> Directions
Set down each line of the data below exactly as it stands, dropping the pictures.

◇ ◇ ◇ ◇ ◇ ◇ ◇

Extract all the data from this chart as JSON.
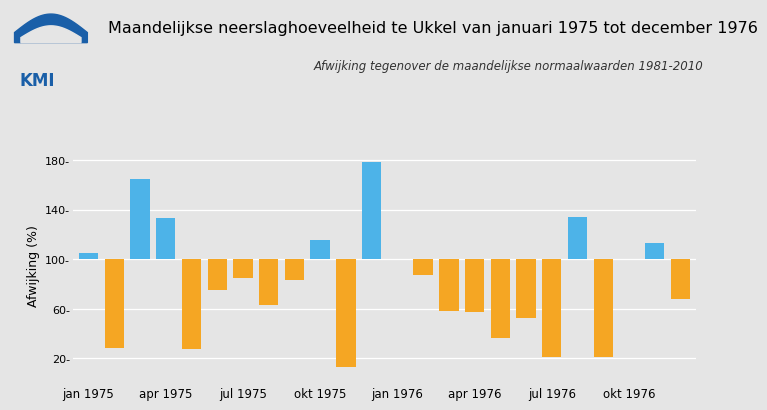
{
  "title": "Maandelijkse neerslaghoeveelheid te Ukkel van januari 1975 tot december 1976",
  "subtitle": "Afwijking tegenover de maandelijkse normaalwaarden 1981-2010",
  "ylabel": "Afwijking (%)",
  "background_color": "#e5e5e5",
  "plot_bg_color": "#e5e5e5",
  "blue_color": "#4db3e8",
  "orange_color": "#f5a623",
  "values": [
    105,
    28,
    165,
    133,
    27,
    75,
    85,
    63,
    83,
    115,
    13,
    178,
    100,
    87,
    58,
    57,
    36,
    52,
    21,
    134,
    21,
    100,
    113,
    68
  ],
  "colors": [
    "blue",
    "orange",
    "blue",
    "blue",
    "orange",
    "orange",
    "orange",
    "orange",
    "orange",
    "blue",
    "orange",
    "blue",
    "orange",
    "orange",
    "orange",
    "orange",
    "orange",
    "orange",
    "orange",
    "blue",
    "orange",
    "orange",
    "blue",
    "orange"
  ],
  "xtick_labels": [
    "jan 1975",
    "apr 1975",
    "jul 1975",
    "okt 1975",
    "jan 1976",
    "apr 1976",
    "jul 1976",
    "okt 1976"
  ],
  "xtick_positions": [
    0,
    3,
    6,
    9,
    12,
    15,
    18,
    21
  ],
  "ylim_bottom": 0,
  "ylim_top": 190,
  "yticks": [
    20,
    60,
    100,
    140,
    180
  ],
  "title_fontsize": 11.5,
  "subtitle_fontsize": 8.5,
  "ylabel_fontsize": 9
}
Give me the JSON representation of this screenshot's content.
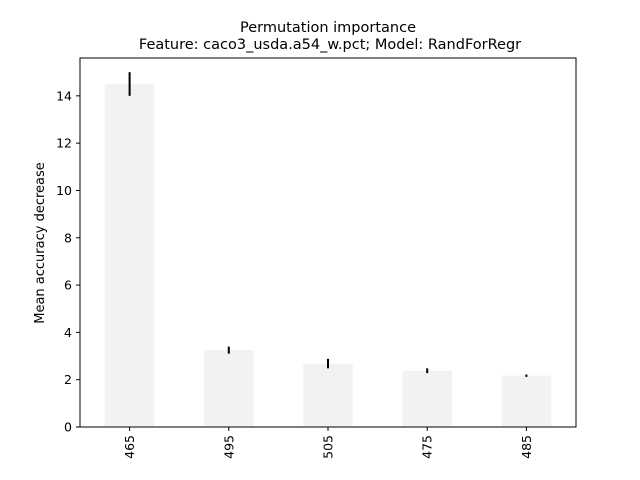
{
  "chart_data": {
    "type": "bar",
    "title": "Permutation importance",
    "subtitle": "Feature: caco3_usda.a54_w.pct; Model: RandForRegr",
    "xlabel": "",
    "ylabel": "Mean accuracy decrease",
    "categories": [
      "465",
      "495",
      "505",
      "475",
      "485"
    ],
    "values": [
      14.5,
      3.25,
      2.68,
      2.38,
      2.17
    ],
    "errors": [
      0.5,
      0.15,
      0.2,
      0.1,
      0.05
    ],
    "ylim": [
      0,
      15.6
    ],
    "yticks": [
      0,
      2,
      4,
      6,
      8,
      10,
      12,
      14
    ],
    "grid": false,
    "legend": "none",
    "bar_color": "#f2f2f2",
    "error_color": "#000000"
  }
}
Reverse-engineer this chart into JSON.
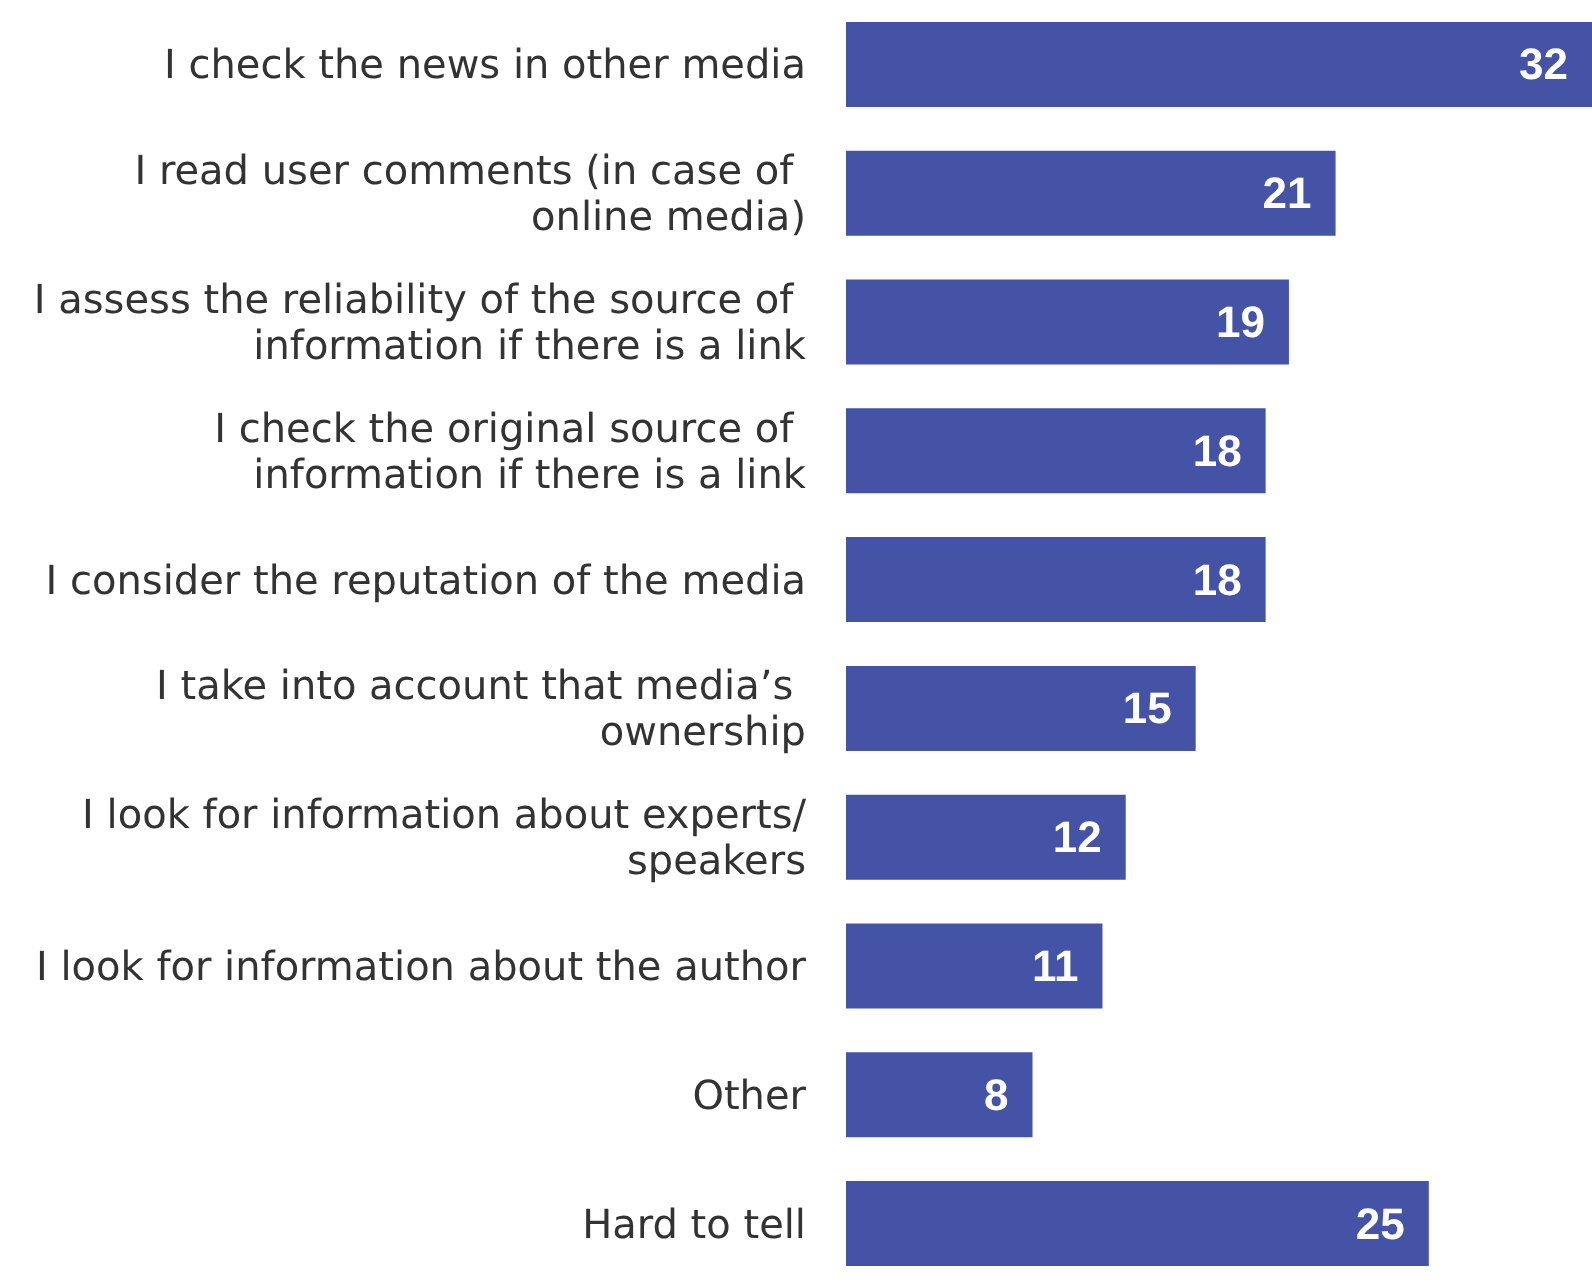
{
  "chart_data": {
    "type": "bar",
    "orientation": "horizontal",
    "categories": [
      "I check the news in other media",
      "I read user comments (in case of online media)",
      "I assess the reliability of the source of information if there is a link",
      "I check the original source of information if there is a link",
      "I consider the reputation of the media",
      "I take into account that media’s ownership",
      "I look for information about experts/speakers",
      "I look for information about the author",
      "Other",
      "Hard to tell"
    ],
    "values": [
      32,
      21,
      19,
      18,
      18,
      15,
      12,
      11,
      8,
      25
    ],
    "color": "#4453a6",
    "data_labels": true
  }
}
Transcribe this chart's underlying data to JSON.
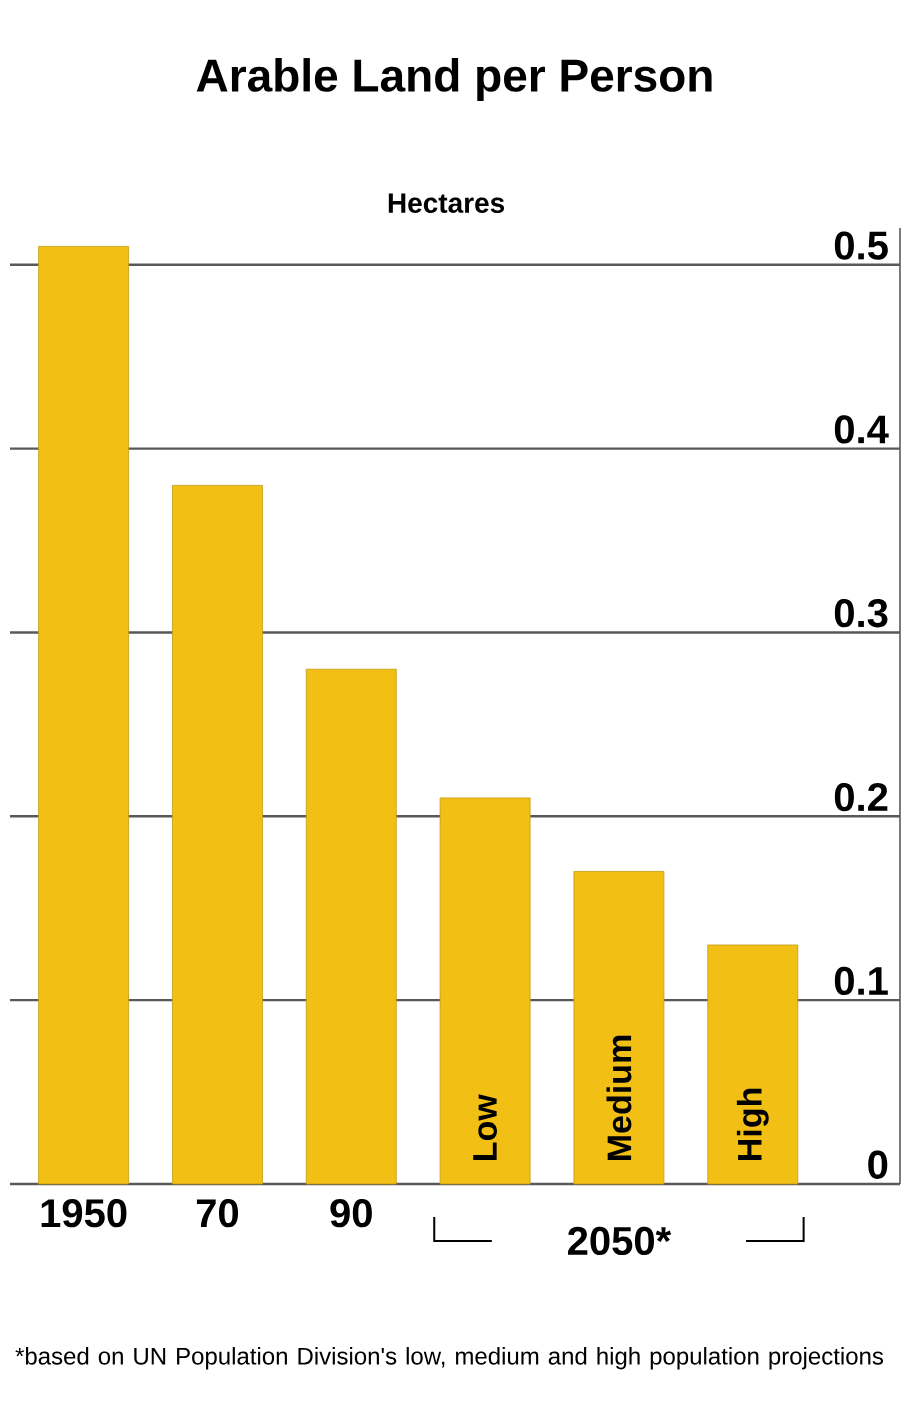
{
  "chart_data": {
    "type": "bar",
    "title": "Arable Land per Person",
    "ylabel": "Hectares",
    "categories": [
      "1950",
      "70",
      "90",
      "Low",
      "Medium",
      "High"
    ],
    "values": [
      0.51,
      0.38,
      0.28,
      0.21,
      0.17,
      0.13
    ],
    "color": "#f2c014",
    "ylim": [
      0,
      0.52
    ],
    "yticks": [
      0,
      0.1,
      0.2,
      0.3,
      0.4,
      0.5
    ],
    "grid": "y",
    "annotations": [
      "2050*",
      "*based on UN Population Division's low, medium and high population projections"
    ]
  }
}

◇ ◇ ◇ ◇ ◇ ◇ ◇

> Result of the exercise
Extract all the data from this chart as JSON.
{
  "title": "Maandelijkse neerslaghoeveelheid te Ukkel van januari 1975 tot december 1976",
  "subtitle": "Afwijking tegenover de maandelijkse normaalwaarden 1981-2010",
  "ylabel": "Afwijking (%)",
  "background_color": "#e5e5e5",
  "plot_bg_color": "#e5e5e5",
  "blue_color": "#4db3e8",
  "orange_color": "#f5a623",
  "values": [
    105,
    28,
    165,
    133,
    27,
    75,
    85,
    63,
    83,
    115,
    13,
    178,
    100,
    87,
    58,
    57,
    36,
    52,
    21,
    134,
    21,
    100,
    113,
    68
  ],
  "colors": [
    "blue",
    "orange",
    "blue",
    "blue",
    "orange",
    "orange",
    "orange",
    "orange",
    "orange",
    "blue",
    "orange",
    "blue",
    "orange",
    "orange",
    "orange",
    "orange",
    "orange",
    "orange",
    "orange",
    "blue",
    "orange",
    "orange",
    "blue",
    "orange"
  ],
  "xtick_labels": [
    "jan 1975",
    "apr 1975",
    "jul 1975",
    "okt 1975",
    "jan 1976",
    "apr 1976",
    "jul 1976",
    "okt 1976"
  ],
  "xtick_positions": [
    0,
    3,
    6,
    9,
    12,
    15,
    18,
    21
  ],
  "ylim_bottom": 0,
  "ylim_top": 190,
  "yticks": [
    20,
    60,
    100,
    140,
    180
  ],
  "title_fontsize": 11.5,
  "subtitle_fontsize": 8.5,
  "ylabel_fontsize": 9
}
Give me the JSON representation of this screenshot's content.
{
  "chart_data": {
    "type": "bar",
    "title": "Permutation importance",
    "subtitle": "Feature: caco3_usda.a54_w.pct; Model: RandForRegr",
    "xlabel": "",
    "ylabel": "Mean accuracy decrease",
    "categories": [
      "465",
      "495",
      "505",
      "475",
      "485"
    ],
    "values": [
      14.5,
      3.25,
      2.68,
      2.38,
      2.17
    ],
    "errors": [
      0.5,
      0.15,
      0.2,
      0.1,
      0.05
    ],
    "ylim": [
      0,
      15.6
    ],
    "yticks": [
      0,
      2,
      4,
      6,
      8,
      10,
      12,
      14
    ],
    "grid": false,
    "legend": "none",
    "bar_color": "#f2f2f2",
    "error_color": "#000000"
  }
}
Reverse-engineer this chart into JSON.
{
  "chart_data": {
    "type": "bar",
    "orientation": "horizontal",
    "categories": [
      "I check the news in other media",
      "I read user comments (in case of online media)",
      "I assess the reliability of the source of information if there is a link",
      "I check the original source of information if there is a link",
      "I consider the reputation of the media",
      "I take into account that media’s ownership",
      "I look for information about experts/speakers",
      "I look for information about the author",
      "Other",
      "Hard to tell"
    ],
    "values": [
      32,
      21,
      19,
      18,
      18,
      15,
      12,
      11,
      8,
      25
    ],
    "color": "#4453a6",
    "data_labels": true
  }
}
Transcribe this chart's underlying data to JSON.
{
  "chart_data": {
    "type": "bar",
    "title": "Arable Land per Person",
    "ylabel": "Hectares",
    "categories": [
      "1950",
      "70",
      "90",
      "Low",
      "Medium",
      "High"
    ],
    "values": [
      0.51,
      0.38,
      0.28,
      0.21,
      0.17,
      0.13
    ],
    "color": "#f2c014",
    "ylim": [
      0,
      0.52
    ],
    "yticks": [
      0,
      0.1,
      0.2,
      0.3,
      0.4,
      0.5
    ],
    "grid": "y",
    "annotations": [
      "2050*",
      "*based on UN Population Division's low, medium and high population projections"
    ]
  }
}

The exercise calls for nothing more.